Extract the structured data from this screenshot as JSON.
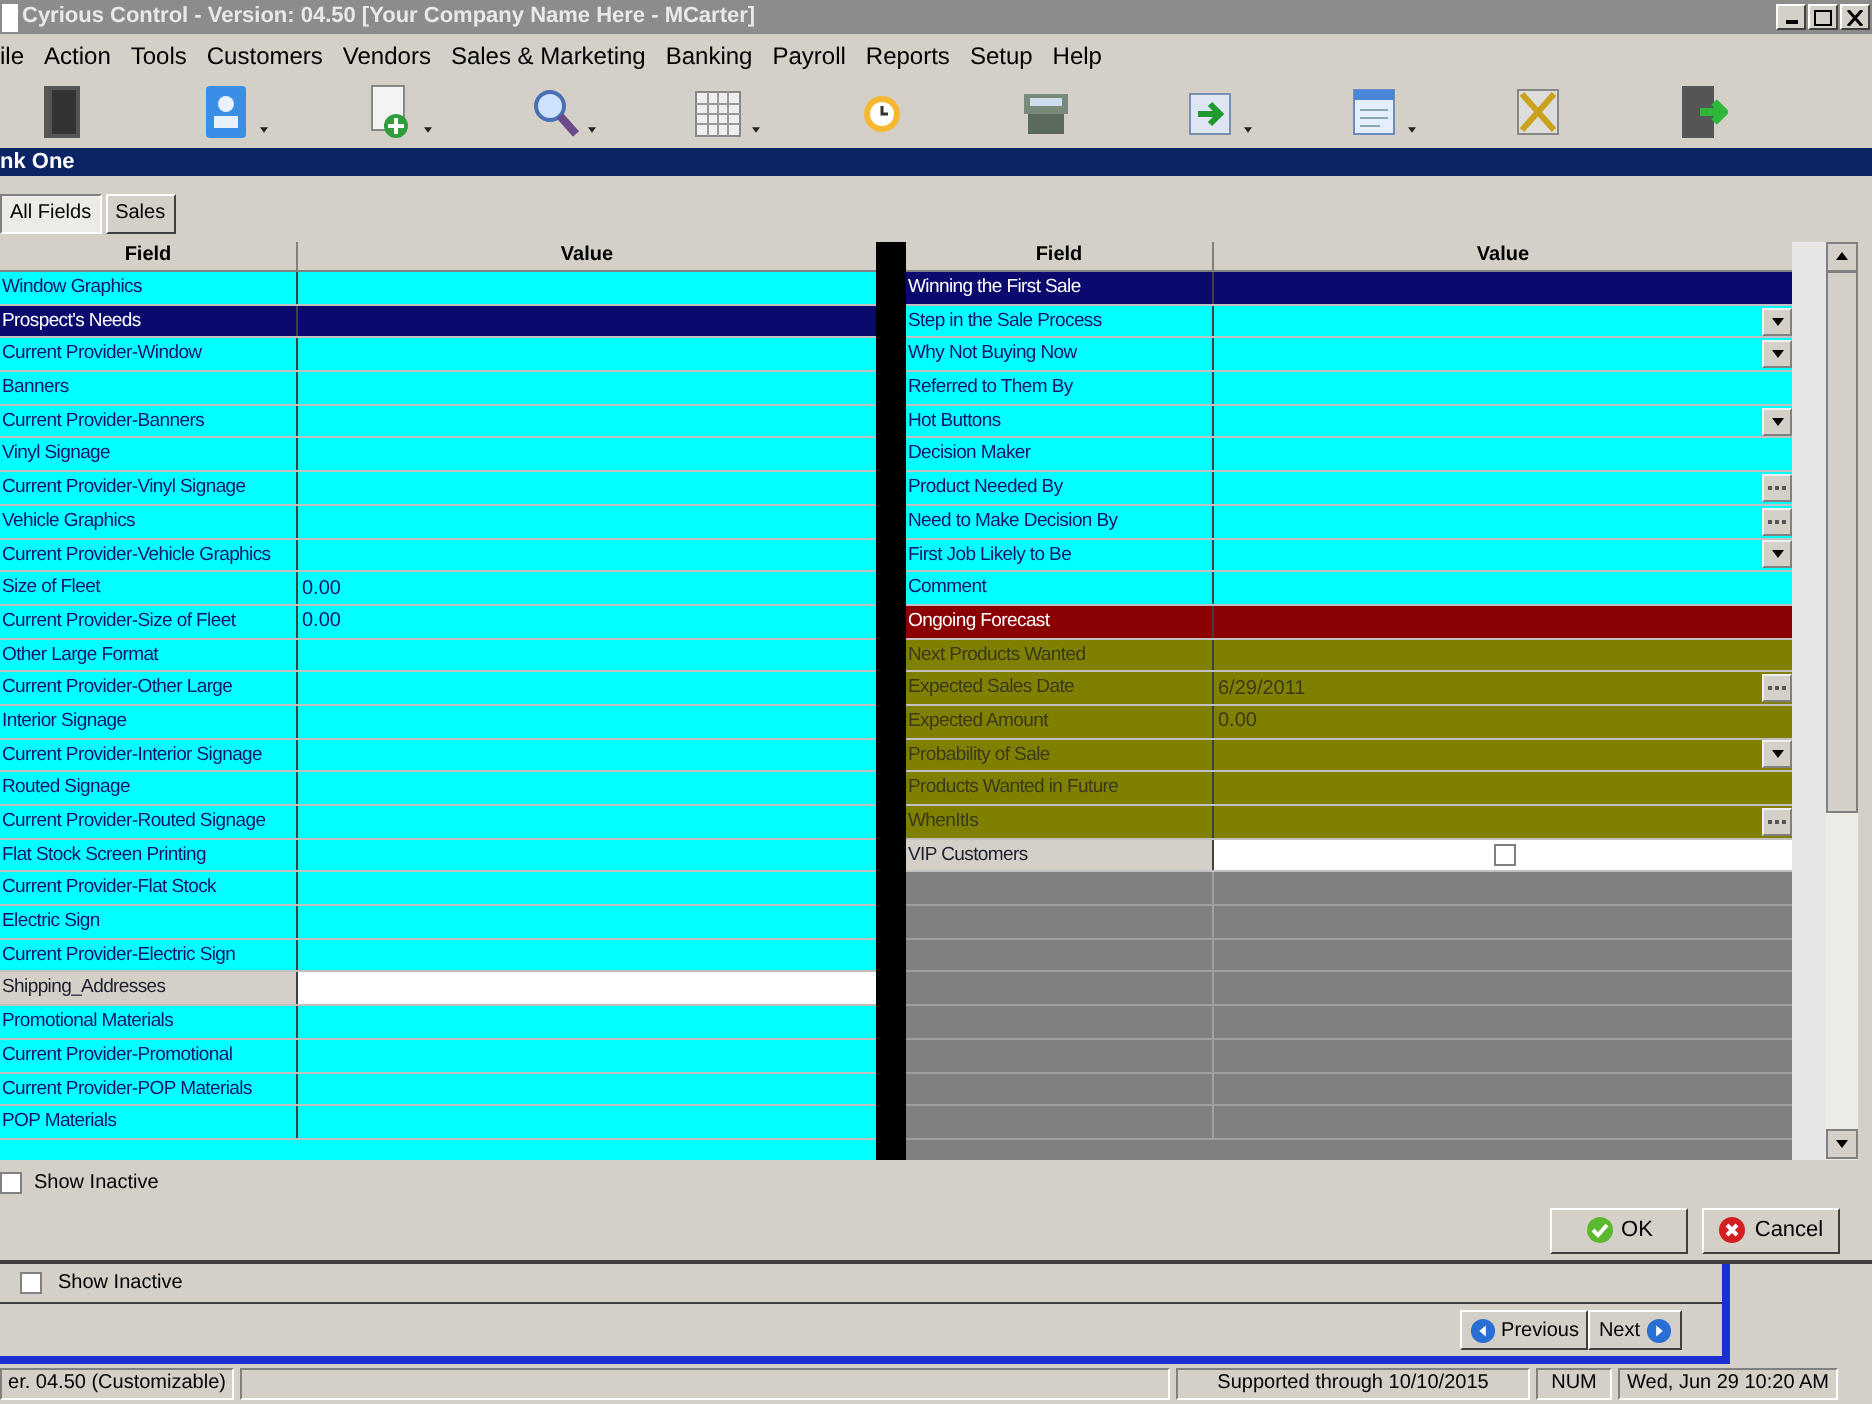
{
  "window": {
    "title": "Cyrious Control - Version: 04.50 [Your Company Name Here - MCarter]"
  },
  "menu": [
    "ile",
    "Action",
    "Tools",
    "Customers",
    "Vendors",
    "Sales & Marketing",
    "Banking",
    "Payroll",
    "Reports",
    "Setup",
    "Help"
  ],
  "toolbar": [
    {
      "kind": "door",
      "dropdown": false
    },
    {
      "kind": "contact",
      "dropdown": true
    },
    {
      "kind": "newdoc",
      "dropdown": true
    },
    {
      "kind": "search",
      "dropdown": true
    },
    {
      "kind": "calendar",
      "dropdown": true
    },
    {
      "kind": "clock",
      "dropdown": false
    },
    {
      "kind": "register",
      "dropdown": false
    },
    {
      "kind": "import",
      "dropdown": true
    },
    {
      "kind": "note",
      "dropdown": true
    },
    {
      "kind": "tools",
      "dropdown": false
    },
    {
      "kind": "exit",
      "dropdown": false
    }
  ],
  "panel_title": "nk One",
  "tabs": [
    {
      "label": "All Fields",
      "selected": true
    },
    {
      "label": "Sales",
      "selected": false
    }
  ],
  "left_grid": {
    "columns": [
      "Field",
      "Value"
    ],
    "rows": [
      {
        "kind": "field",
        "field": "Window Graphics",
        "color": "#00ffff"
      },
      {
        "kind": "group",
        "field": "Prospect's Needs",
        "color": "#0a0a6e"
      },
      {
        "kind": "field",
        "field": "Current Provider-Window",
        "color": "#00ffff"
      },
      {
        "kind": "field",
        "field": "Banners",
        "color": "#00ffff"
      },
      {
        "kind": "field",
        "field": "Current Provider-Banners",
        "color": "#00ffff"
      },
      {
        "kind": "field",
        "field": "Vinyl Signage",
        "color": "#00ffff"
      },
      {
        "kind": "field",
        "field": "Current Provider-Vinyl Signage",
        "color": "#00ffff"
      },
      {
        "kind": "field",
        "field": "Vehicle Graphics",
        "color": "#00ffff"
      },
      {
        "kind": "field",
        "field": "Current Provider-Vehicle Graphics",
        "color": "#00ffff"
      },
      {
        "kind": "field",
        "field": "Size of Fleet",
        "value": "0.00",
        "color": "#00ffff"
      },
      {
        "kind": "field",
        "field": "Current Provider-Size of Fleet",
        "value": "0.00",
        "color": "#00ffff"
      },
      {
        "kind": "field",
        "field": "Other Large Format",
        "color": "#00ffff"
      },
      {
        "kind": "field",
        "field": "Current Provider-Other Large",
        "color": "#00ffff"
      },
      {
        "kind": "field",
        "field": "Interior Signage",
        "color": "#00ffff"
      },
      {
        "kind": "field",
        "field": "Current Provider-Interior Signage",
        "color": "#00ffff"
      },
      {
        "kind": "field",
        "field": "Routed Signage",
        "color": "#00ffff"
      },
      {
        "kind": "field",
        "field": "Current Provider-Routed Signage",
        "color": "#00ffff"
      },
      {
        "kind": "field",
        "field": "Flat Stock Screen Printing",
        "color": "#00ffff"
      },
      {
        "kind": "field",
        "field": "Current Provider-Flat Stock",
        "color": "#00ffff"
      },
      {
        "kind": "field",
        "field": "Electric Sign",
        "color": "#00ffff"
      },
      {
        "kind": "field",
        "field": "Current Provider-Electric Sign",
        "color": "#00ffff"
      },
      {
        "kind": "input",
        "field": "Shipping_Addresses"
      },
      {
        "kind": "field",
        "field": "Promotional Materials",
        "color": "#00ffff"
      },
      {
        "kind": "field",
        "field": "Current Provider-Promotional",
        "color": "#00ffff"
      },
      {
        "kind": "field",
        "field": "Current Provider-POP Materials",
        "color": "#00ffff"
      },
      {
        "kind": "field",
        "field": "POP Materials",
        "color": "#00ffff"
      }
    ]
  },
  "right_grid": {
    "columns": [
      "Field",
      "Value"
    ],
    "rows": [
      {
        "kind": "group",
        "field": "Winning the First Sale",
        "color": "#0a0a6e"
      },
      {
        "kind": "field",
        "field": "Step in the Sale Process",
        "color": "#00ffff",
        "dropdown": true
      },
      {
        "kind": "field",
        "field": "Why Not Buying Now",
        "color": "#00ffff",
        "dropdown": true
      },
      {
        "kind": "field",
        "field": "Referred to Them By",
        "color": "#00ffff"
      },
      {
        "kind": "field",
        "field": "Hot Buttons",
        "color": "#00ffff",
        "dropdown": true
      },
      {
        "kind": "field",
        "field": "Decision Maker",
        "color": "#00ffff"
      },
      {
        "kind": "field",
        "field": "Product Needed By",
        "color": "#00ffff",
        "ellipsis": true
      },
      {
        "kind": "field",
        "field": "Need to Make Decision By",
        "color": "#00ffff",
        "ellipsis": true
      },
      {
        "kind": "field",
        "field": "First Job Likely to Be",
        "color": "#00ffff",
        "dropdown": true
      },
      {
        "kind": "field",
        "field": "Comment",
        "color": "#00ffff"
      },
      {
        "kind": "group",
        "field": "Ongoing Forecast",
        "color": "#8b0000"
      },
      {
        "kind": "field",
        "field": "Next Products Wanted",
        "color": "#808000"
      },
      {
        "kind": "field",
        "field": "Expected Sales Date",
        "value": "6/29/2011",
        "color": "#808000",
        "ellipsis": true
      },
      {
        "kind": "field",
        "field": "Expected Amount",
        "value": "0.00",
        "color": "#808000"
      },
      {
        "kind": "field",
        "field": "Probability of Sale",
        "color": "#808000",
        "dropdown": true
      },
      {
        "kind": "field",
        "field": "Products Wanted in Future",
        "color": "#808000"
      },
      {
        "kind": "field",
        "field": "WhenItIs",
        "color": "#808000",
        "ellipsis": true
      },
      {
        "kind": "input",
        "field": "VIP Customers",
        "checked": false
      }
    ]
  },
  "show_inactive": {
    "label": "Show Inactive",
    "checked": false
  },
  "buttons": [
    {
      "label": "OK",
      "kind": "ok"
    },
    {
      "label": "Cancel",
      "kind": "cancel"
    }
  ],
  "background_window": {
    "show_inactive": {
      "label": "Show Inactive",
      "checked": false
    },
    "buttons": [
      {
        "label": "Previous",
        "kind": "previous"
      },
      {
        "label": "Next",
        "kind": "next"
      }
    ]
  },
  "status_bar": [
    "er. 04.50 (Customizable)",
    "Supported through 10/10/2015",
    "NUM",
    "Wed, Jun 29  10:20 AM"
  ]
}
──────
### Stated task
Copy down every line of the material above that includes the string "First".

### Response for this exercise
        "field": "Winning the First Sale",
        "field": "First Job Likely to Be",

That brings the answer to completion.